- _Problem details_:
Each line containing the word "Please" must be collected.
## BEGIN
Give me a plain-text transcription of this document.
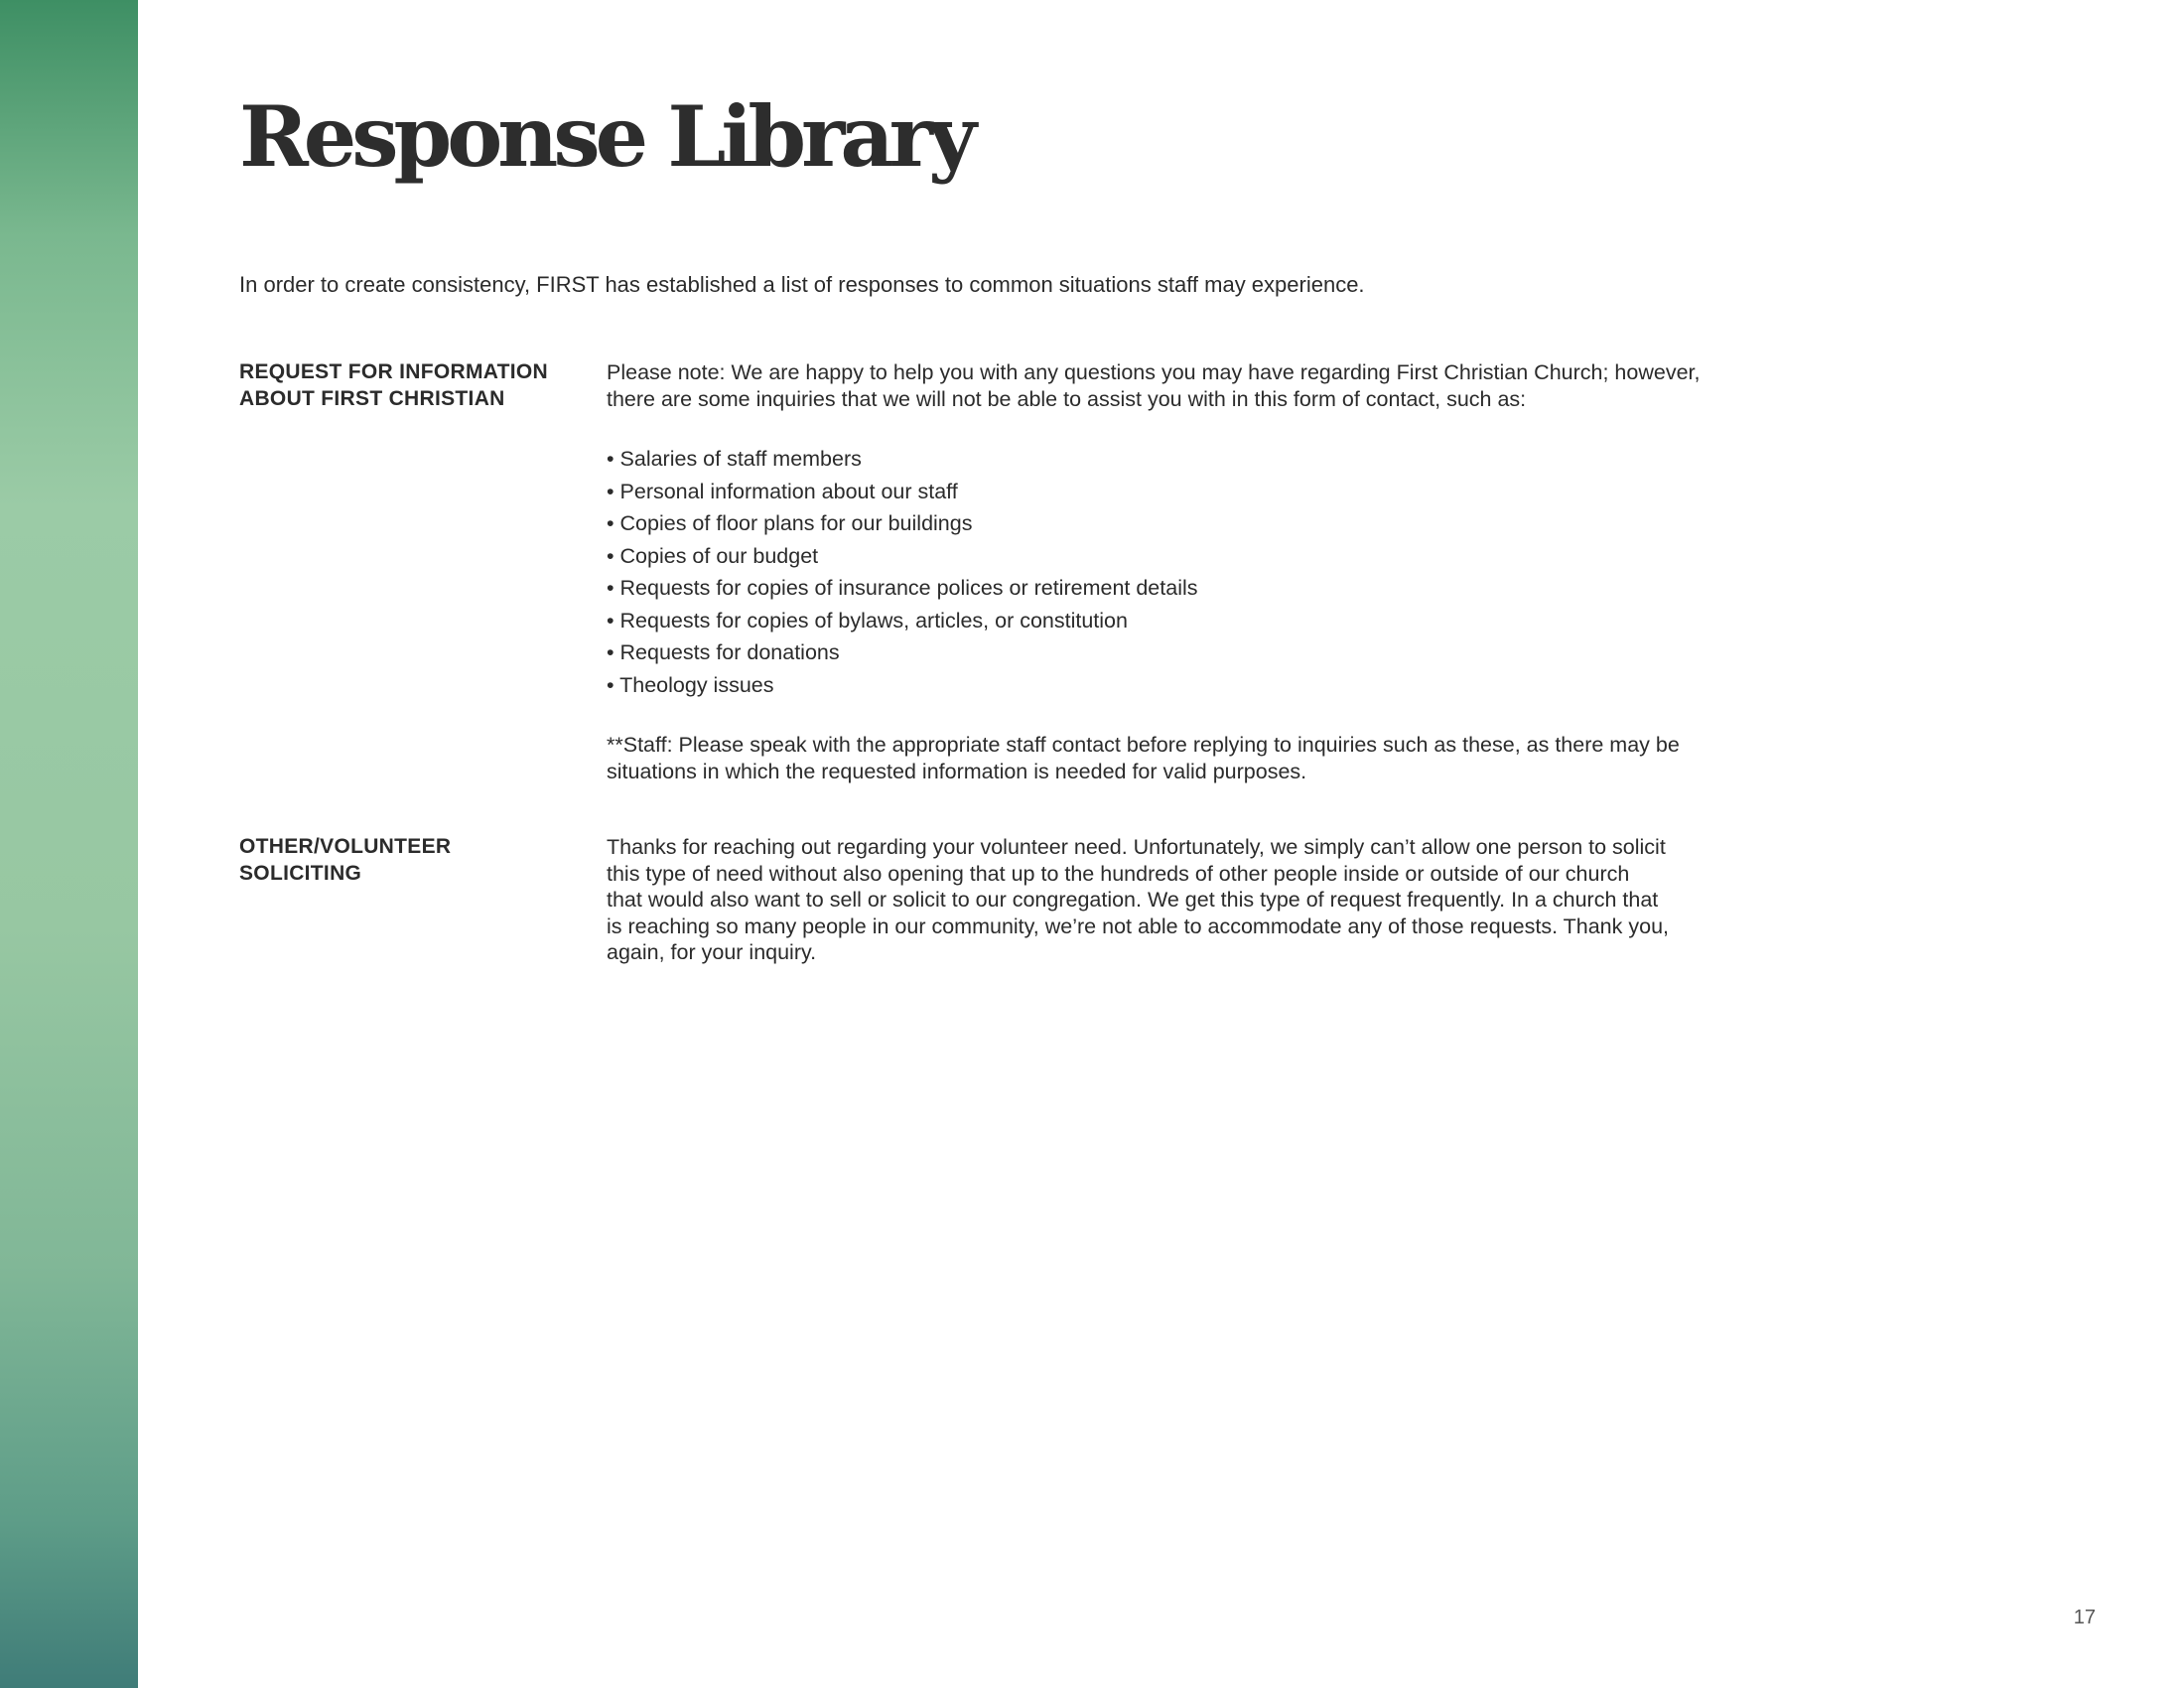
Response Library

In order to create consistency, FIRST has established a list of responses to common situations staff may experience.

REQUEST FOR INFORMATION
ABOUT FIRST CHRISTIAN

Please note: We are happy to help you with any questions you may have regarding First Christian Church; however,
there are some inquiries that we will not be able to assist you with in this form of contact, such as:

• Salaries of staff members
• Personal information about our staff
• Copies of floor plans for our buildings
• Copies of our budget
• Requests for copies of insurance polices or retirement details
• Requests for copies of bylaws, articles, or constitution
• Requests for donations
• Theology issues

**Staff: Please speak with the appropriate staff contact before replying to inquiries such as these, as there may be
situations in which the requested information is needed for valid purposes.

OTHER/VOLUNTEER
SOLICITING

Thanks for reaching out regarding your volunteer need. Unfortunately, we simply can’t allow one person to solicit
this type of need without also opening that up to the hundreds of other people inside or outside of our church
that would also want to sell or solicit to our congregation. We get this type of request frequently. In a church that
is reaching so many people in our community, we’re not able to accommodate any of those requests. Thank you,
again, for your inquiry.

17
## END
- _Solution_:
Please note: We are happy to help you with any questions you may have regarding First Christian Church; however,
**Staff: Please speak with the appropriate staff contact before replying to inquiries such as these, as there may be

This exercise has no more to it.